- What is needed -
Your task is to extract every entry that follows word for word while excluding the pictures.

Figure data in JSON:

>>>>>

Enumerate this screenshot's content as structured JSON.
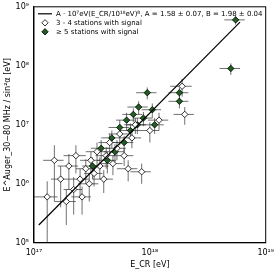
{
  "chart_data": {
    "type": "scatter",
    "x_label": "E_CR [eV]",
    "y_label": "E^Auger_30−80 MHz / sin²α [eV]",
    "log": true,
    "grid": false,
    "legend": "upper left",
    "xlim": [
      1e+17,
      1e+19
    ],
    "xticks": [
      {
        "value": 1e+17,
        "label": "10¹⁷"
      },
      {
        "value": 1e+18,
        "label": "10¹⁸"
      },
      {
        "value": 1e+19,
        "label": "10¹⁹"
      }
    ],
    "ylim": [
      100000.0,
      1000000000.0
    ],
    "yticks": [
      {
        "value": 100000.0,
        "label": "10⁵"
      },
      {
        "value": 1000000.0,
        "label": "10⁶"
      },
      {
        "value": 10000000.0,
        "label": "10⁷"
      },
      {
        "value": 100000000.0,
        "label": "10⁸"
      },
      {
        "value": 1000000000.0,
        "label": "10⁹"
      }
    ],
    "series": [
      {
        "name": "A · 10⁷eV(E_CR/10¹⁸eV)ᴮ, A = 1.58 ± 0.07, B = 1.98 ± 0.04",
        "type": "line",
        "color": "#000000",
        "marker": "none",
        "line_style": "solid",
        "x": [
          1.1e+17,
          6e+18
        ],
        "values": [
          200000.0,
          550000000.0
        ]
      },
      {
        "name": "3 - 4 stations with signal",
        "type": "scatter",
        "color": "#ffffff",
        "marker": "diamond",
        "x": [
          1.7e+17,
          1.9e+17,
          2e+17,
          2.2e+17,
          2.3e+17,
          2.5e+17,
          2.6e+17,
          2.8e+17,
          3e+17,
          3.1e+17,
          3.3e+17,
          3.5e+17,
          3.7e+17,
          4e+17,
          4.2e+17,
          4.5e+17,
          4.8e+17,
          5.2e+17,
          5.5e+17,
          6e+17,
          6.5e+17,
          7e+17,
          7.5e+17,
          8.5e+17,
          1e+18,
          1.2e+18,
          2e+18,
          1.9e+18,
          1.5e+17,
          1.3e+17
        ],
        "values": [
          1200000.0,
          500000.0,
          2000000.0,
          800000.0,
          3000000.0,
          1200000.0,
          600000.0,
          1800000.0,
          1000000.0,
          2500000.0,
          1500000.0,
          3500000.0,
          2000000.0,
          1200000.0,
          3000000.0,
          5000000.0,
          2200000.0,
          4000000.0,
          7000000.0,
          3000000.0,
          1800000.0,
          6000000.0,
          10000000.0,
          1600000.0,
          8000000.0,
          12000000.0,
          15000000.0,
          45000000.0,
          2500000.0,
          600000.0
        ],
        "x_err": [
          3e+16,
          4e+16,
          4e+16,
          4e+16,
          5e+16,
          5e+16,
          5e+16,
          5e+16,
          6e+16,
          6e+16,
          6e+16,
          7e+16,
          7e+16,
          8e+16,
          8e+16,
          9e+16,
          1e+17,
          1e+17,
          1.1e+17,
          1.2e+17,
          1.3e+17,
          1.4e+17,
          1.5e+17,
          1.7e+17,
          2e+17,
          2.4e+17,
          4e+17,
          4e+17,
          3e+16,
          3e+16
        ],
        "y_err": [
          800000.0,
          300000.0,
          1200000.0,
          500000.0,
          1500000.0,
          600000.0,
          300000.0,
          800000.0,
          500000.0,
          1000000.0,
          600000.0,
          1500000.0,
          800000.0,
          500000.0,
          1200000.0,
          2000000.0,
          800000.0,
          1500000.0,
          2500000.0,
          1000000.0,
          700000.0,
          2000000.0,
          3000000.0,
          600000.0,
          3000000.0,
          4000000.0,
          5000000.0,
          15000000.0,
          2000000.0,
          500000.0
        ]
      },
      {
        "name": "≥ 5 stations with signal",
        "type": "scatter",
        "color": "#1f5f1f",
        "marker": "diamond",
        "x": [
          3.2e+17,
          3.8e+17,
          4.3e+17,
          4.7e+17,
          5e+17,
          5.5e+17,
          6e+17,
          6.3e+17,
          6.8e+17,
          7.2e+17,
          7.8e+17,
          8e+17,
          8.8e+17,
          9.5e+17,
          1.05e+18,
          1.1e+18,
          1.8e+18,
          1.8e+18,
          5e+18,
          5.5e+18
        ],
        "values": [
          2000000.0,
          4000000.0,
          2500000.0,
          6000000.0,
          3500000.0,
          9000000.0,
          5000000.0,
          12000000.0,
          8000000.0,
          15000000.0,
          10000000.0,
          20000000.0,
          13000000.0,
          35000000.0,
          18000000.0,
          10000000.0,
          35000000.0,
          25000000.0,
          90000000.0,
          600000000.0
        ],
        "x_err": [
          6e+16,
          7e+16,
          8e+16,
          9e+16,
          1e+17,
          1.1e+17,
          1.2e+17,
          1.2e+17,
          1.3e+17,
          1.4e+17,
          1.5e+17,
          1.6e+17,
          1.7e+17,
          1.9e+17,
          2e+17,
          2.2e+17,
          3.5e+17,
          3.5e+17,
          1e+18,
          1.1e+18
        ],
        "y_err": [
          800000.0,
          1500000.0,
          1000000.0,
          2000000.0,
          1200000.0,
          3000000.0,
          1500000.0,
          4000000.0,
          2500000.0,
          4000000.0,
          3000000.0,
          5000000.0,
          3500000.0,
          8000000.0,
          5000000.0,
          3000000.0,
          8000000.0,
          6000000.0,
          20000000.0,
          100000000.0
        ]
      }
    ]
  }
}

<<<<<

- Answer to the exercise -
Enumerate this screenshot's content as structured JSON.
{
  "chart_data": {
    "type": "scatter",
    "x_label": "E_CR [eV]",
    "y_label": "E^Auger_30−80 MHz / sin²α [eV]",
    "log": true,
    "grid": false,
    "legend": "upper left",
    "xlim": [
      1e+17,
      1e+19
    ],
    "xticks": [
      {
        "value": 1e+17,
        "label": "10¹⁷"
      },
      {
        "value": 1e+18,
        "label": "10¹⁸"
      },
      {
        "value": 1e+19,
        "label": "10¹⁹"
      }
    ],
    "ylim": [
      100000.0,
      1000000000.0
    ],
    "yticks": [
      {
        "value": 100000.0,
        "label": "10⁵"
      },
      {
        "value": 1000000.0,
        "label": "10⁶"
      },
      {
        "value": 10000000.0,
        "label": "10⁷"
      },
      {
        "value": 100000000.0,
        "label": "10⁸"
      },
      {
        "value": 1000000000.0,
        "label": "10⁹"
      }
    ],
    "series": [
      {
        "name": "A · 10⁷eV(E_CR/10¹⁸eV)ᴮ, A = 1.58 ± 0.07, B = 1.98 ± 0.04",
        "type": "line",
        "color": "#000000",
        "marker": "none",
        "line_style": "solid",
        "x": [
          1.1e+17,
          6e+18
        ],
        "values": [
          200000.0,
          550000000.0
        ]
      },
      {
        "name": "3 - 4 stations with signal",
        "type": "scatter",
        "color": "#ffffff",
        "marker": "diamond",
        "x": [
          1.7e+17,
          1.9e+17,
          2e+17,
          2.2e+17,
          2.3e+17,
          2.5e+17,
          2.6e+17,
          2.8e+17,
          3e+17,
          3.1e+17,
          3.3e+17,
          3.5e+17,
          3.7e+17,
          4e+17,
          4.2e+17,
          4.5e+17,
          4.8e+17,
          5.2e+17,
          5.5e+17,
          6e+17,
          6.5e+17,
          7e+17,
          7.5e+17,
          8.5e+17,
          1e+18,
          1.2e+18,
          2e+18,
          1.9e+18,
          1.5e+17,
          1.3e+17
        ],
        "values": [
          1200000.0,
          500000.0,
          2000000.0,
          800000.0,
          3000000.0,
          1200000.0,
          600000.0,
          1800000.0,
          1000000.0,
          2500000.0,
          1500000.0,
          3500000.0,
          2000000.0,
          1200000.0,
          3000000.0,
          5000000.0,
          2200000.0,
          4000000.0,
          7000000.0,
          3000000.0,
          1800000.0,
          6000000.0,
          10000000.0,
          1600000.0,
          8000000.0,
          12000000.0,
          15000000.0,
          45000000.0,
          2500000.0,
          600000.0
        ],
        "x_err": [
          3e+16,
          4e+16,
          4e+16,
          4e+16,
          5e+16,
          5e+16,
          5e+16,
          5e+16,
          6e+16,
          6e+16,
          6e+16,
          7e+16,
          7e+16,
          8e+16,
          8e+16,
          9e+16,
          1e+17,
          1e+17,
          1.1e+17,
          1.2e+17,
          1.3e+17,
          1.4e+17,
          1.5e+17,
          1.7e+17,
          2e+17,
          2.4e+17,
          4e+17,
          4e+17,
          3e+16,
          3e+16
        ],
        "y_err": [
          800000.0,
          300000.0,
          1200000.0,
          500000.0,
          1500000.0,
          600000.0,
          300000.0,
          800000.0,
          500000.0,
          1000000.0,
          600000.0,
          1500000.0,
          800000.0,
          500000.0,
          1200000.0,
          2000000.0,
          800000.0,
          1500000.0,
          2500000.0,
          1000000.0,
          700000.0,
          2000000.0,
          3000000.0,
          600000.0,
          3000000.0,
          4000000.0,
          5000000.0,
          15000000.0,
          2000000.0,
          500000.0
        ]
      },
      {
        "name": "≥ 5 stations with signal",
        "type": "scatter",
        "color": "#1f5f1f",
        "marker": "diamond",
        "x": [
          3.2e+17,
          3.8e+17,
          4.3e+17,
          4.7e+17,
          5e+17,
          5.5e+17,
          6e+17,
          6.3e+17,
          6.8e+17,
          7.2e+17,
          7.8e+17,
          8e+17,
          8.8e+17,
          9.5e+17,
          1.05e+18,
          1.1e+18,
          1.8e+18,
          1.8e+18,
          5e+18,
          5.5e+18
        ],
        "values": [
          2000000.0,
          4000000.0,
          2500000.0,
          6000000.0,
          3500000.0,
          9000000.0,
          5000000.0,
          12000000.0,
          8000000.0,
          15000000.0,
          10000000.0,
          20000000.0,
          13000000.0,
          35000000.0,
          18000000.0,
          10000000.0,
          35000000.0,
          25000000.0,
          90000000.0,
          600000000.0
        ],
        "x_err": [
          6e+16,
          7e+16,
          8e+16,
          9e+16,
          1e+17,
          1.1e+17,
          1.2e+17,
          1.2e+17,
          1.3e+17,
          1.4e+17,
          1.5e+17,
          1.6e+17,
          1.7e+17,
          1.9e+17,
          2e+17,
          2.2e+17,
          3.5e+17,
          3.5e+17,
          1e+18,
          1.1e+18
        ],
        "y_err": [
          800000.0,
          1500000.0,
          1000000.0,
          2000000.0,
          1200000.0,
          3000000.0,
          1500000.0,
          4000000.0,
          2500000.0,
          4000000.0,
          3000000.0,
          5000000.0,
          3500000.0,
          8000000.0,
          5000000.0,
          3000000.0,
          8000000.0,
          6000000.0,
          20000000.0,
          100000000.0
        ]
      }
    ]
  }
}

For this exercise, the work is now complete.